§ Entries:
#####

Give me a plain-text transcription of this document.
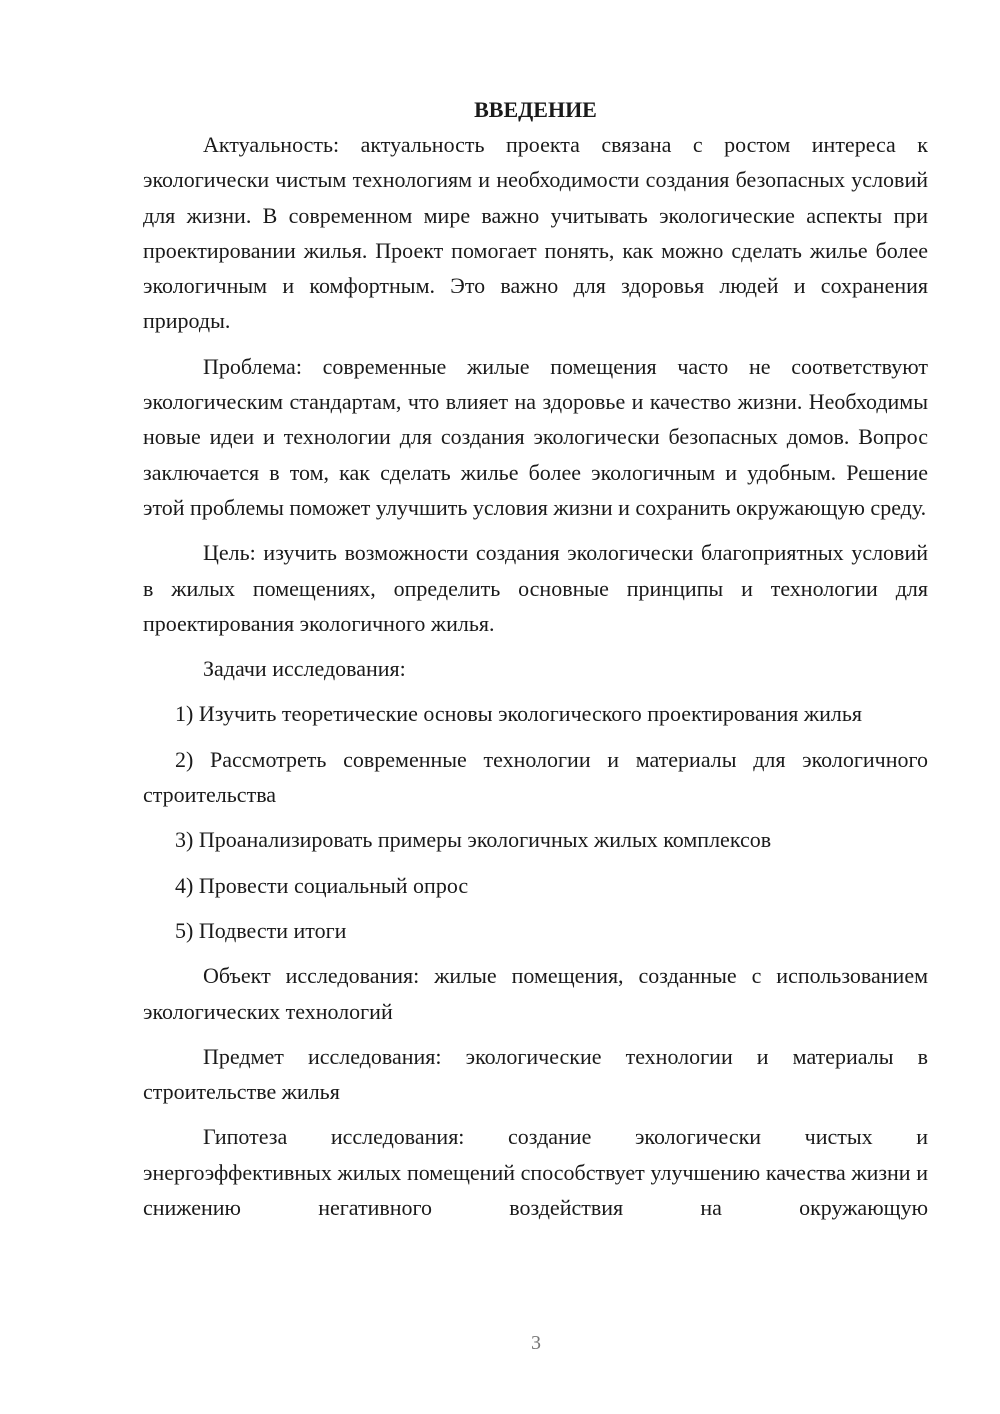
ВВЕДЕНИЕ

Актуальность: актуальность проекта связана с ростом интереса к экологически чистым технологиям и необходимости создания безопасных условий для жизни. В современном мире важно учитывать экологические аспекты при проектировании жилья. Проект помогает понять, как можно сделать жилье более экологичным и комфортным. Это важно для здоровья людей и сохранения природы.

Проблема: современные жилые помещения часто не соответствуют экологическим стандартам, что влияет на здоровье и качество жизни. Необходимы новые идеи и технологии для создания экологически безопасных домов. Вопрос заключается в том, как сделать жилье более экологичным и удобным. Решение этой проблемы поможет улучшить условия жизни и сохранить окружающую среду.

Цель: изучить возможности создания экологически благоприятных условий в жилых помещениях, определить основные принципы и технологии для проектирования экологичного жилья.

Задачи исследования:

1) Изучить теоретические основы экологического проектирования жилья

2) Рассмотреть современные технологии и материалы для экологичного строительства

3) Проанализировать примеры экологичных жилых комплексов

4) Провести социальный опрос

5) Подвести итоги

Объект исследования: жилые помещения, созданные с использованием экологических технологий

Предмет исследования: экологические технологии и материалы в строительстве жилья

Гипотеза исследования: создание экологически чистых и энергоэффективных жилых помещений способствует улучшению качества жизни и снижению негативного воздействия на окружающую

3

#####

§ Exercise objective:
From the listing above, copy out each line where the word "проектирования" appears.

§ The answer:
Цель: изучить возможности создания экологически благоприятных условий в жилых помещениях, определить основные принципы и технологии для проектирования экологичного жилья.
1) Изучить теоретические основы экологического проектирования жилья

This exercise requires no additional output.